Work required: In the records that follow, locate every line with "værdipapirer" and extract it.

Supplied records:
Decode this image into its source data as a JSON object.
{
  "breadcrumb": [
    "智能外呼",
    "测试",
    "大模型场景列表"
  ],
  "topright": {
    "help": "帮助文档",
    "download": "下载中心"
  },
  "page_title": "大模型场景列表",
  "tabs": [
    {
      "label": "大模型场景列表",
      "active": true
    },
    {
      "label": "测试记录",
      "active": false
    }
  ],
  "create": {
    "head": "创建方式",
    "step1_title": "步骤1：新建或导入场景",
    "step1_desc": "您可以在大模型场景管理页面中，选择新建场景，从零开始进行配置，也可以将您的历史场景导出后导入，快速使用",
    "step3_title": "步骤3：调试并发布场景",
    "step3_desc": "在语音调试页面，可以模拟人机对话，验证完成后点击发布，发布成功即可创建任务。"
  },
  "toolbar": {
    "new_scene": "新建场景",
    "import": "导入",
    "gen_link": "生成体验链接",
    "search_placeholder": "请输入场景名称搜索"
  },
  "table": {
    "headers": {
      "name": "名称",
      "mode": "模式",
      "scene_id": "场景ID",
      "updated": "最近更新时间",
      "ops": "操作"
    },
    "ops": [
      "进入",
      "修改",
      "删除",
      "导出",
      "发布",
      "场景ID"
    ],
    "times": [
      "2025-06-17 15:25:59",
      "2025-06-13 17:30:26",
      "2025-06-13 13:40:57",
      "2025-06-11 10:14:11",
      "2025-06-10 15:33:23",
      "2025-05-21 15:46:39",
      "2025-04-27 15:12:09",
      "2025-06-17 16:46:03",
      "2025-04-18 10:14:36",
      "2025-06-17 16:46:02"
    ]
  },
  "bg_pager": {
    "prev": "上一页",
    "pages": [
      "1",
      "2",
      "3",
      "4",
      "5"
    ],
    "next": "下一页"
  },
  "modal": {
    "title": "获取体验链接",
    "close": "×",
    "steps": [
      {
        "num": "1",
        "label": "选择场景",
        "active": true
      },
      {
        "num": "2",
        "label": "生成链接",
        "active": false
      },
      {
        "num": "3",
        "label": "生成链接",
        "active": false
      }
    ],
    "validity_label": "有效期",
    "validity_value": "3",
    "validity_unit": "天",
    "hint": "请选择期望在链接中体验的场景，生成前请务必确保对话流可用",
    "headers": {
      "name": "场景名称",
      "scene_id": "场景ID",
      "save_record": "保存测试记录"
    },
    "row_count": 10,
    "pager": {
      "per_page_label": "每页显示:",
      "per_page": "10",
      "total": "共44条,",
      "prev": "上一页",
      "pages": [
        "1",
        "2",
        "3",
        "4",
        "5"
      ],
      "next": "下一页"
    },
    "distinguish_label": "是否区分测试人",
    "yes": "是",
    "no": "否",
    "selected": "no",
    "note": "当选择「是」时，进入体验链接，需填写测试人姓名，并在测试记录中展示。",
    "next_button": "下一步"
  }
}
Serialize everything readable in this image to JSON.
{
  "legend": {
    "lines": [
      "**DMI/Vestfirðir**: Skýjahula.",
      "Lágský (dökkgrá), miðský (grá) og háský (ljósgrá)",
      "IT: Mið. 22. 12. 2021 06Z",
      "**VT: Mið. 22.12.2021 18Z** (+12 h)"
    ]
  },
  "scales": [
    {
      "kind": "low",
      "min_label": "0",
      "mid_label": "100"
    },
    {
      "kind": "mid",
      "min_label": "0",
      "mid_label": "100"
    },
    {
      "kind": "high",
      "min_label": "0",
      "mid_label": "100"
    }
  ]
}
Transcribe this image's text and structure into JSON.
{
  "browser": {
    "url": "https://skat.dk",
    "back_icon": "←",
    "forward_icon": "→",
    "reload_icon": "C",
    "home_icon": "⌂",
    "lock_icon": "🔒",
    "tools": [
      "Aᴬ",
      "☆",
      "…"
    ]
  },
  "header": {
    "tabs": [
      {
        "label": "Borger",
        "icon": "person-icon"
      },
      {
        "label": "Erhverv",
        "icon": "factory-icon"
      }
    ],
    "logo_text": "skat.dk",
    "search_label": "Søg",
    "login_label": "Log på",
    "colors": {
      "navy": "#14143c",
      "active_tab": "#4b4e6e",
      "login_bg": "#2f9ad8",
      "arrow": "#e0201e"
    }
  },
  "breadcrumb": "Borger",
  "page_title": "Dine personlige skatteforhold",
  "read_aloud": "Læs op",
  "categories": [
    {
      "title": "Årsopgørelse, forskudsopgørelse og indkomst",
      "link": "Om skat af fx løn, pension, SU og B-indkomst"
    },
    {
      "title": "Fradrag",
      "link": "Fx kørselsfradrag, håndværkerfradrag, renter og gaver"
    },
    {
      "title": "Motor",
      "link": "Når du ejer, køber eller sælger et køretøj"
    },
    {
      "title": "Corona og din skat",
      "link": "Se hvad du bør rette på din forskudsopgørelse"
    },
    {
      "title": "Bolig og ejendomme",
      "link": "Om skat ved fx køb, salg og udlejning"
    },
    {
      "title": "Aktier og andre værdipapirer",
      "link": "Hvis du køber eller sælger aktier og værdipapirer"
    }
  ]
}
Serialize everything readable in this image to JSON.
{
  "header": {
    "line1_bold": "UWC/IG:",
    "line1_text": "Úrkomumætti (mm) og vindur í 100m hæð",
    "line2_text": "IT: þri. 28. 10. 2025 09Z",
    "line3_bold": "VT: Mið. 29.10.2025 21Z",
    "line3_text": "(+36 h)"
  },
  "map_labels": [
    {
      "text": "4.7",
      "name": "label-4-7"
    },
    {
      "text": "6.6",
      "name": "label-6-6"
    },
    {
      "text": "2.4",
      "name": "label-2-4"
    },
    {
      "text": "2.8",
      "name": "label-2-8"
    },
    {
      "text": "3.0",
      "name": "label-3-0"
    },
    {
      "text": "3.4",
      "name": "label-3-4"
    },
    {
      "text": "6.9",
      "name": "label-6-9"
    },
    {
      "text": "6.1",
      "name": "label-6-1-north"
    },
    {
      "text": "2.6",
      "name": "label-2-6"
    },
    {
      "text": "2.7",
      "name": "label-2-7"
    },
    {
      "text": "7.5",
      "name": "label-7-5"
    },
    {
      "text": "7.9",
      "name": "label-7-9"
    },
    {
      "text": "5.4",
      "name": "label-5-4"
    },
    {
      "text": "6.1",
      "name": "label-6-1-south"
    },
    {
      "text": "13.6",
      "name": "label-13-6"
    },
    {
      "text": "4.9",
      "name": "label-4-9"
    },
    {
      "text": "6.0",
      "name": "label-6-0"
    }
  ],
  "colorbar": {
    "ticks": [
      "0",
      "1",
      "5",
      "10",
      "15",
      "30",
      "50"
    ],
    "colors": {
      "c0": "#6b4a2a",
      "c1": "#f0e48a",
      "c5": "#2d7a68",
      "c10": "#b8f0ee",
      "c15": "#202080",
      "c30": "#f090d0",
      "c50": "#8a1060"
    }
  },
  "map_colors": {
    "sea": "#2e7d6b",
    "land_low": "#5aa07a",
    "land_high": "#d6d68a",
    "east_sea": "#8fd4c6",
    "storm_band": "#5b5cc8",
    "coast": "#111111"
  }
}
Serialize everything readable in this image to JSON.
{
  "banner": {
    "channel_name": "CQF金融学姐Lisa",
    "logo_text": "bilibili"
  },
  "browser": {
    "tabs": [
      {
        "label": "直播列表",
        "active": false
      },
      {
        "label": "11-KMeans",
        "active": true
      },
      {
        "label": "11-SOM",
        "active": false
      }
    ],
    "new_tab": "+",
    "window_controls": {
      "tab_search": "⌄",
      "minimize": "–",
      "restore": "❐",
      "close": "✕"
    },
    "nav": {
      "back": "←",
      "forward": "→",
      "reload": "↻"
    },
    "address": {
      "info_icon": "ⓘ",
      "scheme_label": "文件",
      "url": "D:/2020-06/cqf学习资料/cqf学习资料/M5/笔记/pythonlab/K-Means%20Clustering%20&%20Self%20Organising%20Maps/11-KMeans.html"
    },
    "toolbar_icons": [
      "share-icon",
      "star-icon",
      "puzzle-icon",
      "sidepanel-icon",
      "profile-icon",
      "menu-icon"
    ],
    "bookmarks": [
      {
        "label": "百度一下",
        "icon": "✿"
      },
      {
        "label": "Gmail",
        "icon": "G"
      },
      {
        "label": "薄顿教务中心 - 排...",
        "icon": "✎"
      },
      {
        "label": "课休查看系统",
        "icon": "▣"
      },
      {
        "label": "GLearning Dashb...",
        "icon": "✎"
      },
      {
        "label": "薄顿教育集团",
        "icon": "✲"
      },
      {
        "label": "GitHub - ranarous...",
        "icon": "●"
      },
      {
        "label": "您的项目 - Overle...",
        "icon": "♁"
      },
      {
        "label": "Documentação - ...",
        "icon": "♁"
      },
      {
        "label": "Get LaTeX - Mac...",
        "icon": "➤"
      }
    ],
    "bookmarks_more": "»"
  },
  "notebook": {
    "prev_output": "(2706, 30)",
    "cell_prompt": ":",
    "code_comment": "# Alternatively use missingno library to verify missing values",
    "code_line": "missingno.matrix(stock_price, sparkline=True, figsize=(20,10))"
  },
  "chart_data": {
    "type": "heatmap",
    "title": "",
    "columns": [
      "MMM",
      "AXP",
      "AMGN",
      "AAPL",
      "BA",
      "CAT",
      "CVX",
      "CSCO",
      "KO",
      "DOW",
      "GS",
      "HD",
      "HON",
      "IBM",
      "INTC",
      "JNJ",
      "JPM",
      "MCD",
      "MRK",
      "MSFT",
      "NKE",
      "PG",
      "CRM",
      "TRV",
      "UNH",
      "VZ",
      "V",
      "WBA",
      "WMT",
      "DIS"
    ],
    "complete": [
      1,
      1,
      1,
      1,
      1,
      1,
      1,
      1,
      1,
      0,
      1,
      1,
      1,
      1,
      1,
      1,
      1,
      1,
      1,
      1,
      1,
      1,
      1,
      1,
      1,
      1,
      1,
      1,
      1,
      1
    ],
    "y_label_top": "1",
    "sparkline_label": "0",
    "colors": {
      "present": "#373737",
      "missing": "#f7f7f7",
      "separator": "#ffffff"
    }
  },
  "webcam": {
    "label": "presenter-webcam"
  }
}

The response:
      "title": "Aktier og andre værdipapirer",
      "link": "Hvis du køber eller sælger aktier og værdipapirer"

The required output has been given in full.